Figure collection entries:
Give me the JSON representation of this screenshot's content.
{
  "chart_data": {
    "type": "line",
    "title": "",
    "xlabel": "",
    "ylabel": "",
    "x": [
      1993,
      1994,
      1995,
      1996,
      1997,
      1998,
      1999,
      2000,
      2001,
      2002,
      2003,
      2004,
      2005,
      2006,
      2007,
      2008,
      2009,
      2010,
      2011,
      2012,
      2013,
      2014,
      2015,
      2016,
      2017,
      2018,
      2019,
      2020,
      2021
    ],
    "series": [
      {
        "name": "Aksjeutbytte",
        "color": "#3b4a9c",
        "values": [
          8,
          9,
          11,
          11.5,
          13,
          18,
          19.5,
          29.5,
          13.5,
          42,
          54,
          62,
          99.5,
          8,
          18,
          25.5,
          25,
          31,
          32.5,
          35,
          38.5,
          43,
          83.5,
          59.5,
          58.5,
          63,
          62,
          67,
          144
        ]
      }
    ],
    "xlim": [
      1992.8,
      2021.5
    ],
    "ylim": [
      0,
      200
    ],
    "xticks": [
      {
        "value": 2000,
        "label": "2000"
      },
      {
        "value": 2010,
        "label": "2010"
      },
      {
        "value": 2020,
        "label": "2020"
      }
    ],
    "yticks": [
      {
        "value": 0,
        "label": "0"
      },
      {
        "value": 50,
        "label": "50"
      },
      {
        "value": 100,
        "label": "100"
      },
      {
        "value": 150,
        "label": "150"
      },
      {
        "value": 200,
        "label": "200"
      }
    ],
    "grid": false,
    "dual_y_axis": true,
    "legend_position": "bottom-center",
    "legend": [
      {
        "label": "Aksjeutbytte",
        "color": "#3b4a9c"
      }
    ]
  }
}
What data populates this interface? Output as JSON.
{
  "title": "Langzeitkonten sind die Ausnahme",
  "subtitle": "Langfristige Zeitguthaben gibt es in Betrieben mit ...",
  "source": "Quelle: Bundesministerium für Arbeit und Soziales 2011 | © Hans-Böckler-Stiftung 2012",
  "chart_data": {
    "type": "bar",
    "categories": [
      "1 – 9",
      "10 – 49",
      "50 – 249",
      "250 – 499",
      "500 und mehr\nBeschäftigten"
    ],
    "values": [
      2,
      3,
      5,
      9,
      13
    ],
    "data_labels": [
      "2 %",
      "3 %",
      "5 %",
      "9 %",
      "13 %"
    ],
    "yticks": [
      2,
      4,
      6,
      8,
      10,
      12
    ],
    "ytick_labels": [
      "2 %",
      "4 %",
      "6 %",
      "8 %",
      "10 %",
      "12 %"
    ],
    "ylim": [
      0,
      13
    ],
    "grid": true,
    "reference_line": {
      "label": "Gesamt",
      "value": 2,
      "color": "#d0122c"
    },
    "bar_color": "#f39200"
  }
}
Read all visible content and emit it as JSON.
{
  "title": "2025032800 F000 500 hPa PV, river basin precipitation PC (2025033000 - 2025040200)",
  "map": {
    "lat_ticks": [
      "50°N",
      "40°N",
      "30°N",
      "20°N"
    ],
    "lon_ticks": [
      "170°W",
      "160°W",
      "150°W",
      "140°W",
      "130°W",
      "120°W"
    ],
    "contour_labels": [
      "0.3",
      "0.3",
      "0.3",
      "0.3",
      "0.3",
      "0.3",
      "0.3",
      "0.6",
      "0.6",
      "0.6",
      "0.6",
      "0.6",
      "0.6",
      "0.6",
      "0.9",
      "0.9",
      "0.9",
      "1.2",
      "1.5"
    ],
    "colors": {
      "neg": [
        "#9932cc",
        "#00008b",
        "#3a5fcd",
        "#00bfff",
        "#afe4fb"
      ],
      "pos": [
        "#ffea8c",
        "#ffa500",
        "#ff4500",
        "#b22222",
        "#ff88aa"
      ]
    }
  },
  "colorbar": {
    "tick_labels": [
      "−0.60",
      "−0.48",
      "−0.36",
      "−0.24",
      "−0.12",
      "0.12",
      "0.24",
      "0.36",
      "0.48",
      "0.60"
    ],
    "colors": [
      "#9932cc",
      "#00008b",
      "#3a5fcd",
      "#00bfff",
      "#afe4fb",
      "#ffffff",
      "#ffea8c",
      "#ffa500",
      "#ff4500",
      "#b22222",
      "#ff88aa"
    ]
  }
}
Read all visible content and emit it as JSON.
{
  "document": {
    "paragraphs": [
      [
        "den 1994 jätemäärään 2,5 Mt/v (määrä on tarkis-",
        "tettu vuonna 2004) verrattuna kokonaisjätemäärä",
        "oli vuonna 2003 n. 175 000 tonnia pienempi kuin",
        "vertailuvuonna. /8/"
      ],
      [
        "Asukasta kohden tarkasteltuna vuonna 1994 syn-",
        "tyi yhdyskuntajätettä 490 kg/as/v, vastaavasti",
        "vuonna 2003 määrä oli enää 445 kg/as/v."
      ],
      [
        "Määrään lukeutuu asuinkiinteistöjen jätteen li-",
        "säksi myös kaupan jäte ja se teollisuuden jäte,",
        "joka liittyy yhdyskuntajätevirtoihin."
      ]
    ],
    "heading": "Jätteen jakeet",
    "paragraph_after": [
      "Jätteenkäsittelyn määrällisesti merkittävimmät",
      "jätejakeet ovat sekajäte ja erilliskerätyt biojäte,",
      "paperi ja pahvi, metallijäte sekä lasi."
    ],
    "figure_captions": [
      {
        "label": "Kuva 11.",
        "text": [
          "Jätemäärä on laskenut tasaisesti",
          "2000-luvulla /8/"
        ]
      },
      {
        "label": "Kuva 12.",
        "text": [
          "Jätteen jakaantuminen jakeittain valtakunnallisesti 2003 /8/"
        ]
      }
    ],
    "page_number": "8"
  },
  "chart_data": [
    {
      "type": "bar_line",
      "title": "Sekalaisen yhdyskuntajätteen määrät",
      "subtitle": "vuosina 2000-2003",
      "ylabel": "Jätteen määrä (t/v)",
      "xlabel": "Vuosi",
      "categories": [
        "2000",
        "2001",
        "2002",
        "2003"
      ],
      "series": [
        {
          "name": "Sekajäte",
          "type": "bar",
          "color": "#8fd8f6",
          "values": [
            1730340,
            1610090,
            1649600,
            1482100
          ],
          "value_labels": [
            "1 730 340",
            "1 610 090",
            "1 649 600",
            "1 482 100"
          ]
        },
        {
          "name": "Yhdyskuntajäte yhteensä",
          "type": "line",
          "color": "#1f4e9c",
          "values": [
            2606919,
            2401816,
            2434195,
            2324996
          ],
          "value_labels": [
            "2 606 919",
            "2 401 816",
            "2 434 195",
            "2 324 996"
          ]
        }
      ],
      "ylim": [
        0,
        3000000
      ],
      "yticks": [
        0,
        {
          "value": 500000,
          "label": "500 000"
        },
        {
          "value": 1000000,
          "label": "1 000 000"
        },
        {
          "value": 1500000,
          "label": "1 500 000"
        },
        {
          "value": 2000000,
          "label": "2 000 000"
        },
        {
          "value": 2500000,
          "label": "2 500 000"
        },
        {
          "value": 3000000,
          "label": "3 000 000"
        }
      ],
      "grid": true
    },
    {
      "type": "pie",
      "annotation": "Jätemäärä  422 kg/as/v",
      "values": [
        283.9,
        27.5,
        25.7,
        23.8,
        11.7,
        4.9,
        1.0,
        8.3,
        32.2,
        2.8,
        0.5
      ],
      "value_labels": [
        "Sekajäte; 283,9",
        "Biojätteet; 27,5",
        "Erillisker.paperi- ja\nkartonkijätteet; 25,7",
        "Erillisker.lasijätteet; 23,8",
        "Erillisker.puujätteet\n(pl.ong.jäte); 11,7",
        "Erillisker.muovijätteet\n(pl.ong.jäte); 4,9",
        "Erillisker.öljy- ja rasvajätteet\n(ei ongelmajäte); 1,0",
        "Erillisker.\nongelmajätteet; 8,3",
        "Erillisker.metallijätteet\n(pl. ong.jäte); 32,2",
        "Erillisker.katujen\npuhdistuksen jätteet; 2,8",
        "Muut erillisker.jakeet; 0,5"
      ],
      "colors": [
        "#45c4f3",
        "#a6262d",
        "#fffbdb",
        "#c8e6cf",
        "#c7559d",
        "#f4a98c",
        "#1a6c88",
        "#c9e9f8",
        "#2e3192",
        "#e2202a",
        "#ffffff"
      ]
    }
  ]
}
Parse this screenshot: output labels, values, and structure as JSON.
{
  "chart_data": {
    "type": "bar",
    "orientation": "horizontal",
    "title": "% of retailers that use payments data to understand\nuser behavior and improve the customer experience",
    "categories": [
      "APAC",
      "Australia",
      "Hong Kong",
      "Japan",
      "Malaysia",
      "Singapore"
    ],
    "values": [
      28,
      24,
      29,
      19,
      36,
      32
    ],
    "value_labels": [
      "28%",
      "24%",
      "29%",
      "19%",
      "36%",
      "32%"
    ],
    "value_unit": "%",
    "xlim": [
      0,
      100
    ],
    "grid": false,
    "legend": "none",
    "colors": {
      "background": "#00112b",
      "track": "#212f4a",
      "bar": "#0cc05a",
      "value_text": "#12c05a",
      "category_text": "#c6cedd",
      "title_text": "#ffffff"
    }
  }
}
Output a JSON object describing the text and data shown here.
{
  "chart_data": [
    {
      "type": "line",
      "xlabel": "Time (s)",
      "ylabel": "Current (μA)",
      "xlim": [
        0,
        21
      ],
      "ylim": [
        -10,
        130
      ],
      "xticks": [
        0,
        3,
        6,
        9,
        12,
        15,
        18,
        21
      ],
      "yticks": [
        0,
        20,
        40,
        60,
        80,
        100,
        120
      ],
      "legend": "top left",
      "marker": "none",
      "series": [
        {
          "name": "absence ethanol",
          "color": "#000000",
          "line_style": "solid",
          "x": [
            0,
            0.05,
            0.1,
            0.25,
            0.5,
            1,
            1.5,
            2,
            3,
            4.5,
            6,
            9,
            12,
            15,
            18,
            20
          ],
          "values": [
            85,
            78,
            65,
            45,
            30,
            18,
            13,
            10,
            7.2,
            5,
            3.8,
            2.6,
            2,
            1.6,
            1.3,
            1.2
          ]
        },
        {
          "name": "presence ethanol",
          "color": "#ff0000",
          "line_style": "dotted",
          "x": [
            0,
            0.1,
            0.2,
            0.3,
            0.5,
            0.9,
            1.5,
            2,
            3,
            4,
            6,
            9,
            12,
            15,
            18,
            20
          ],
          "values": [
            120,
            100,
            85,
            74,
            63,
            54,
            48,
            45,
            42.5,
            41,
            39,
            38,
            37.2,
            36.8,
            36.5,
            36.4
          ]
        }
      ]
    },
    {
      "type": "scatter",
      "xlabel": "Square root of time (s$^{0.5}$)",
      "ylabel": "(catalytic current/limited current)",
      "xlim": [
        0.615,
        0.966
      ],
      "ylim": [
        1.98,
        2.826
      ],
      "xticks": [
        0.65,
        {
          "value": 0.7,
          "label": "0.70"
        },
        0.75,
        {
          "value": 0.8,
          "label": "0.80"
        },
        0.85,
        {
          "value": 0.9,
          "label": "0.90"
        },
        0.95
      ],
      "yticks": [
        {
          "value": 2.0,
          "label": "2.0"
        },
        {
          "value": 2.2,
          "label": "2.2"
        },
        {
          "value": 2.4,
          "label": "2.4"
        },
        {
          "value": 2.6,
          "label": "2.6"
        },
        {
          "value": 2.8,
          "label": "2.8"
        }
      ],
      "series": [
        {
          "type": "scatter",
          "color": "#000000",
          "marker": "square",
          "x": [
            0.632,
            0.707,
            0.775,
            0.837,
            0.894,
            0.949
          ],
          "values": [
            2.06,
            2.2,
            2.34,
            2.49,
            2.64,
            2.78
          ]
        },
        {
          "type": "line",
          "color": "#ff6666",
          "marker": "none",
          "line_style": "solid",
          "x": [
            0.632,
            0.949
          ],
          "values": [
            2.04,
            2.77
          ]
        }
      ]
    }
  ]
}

▶ [INSTRUCTION]: Copy all lines of the material above where the string "marker" occurs.

▶ [ANSWER TO THE PROBLEM]:
      "marker": "none",
          "marker": "square",
          "marker": "none",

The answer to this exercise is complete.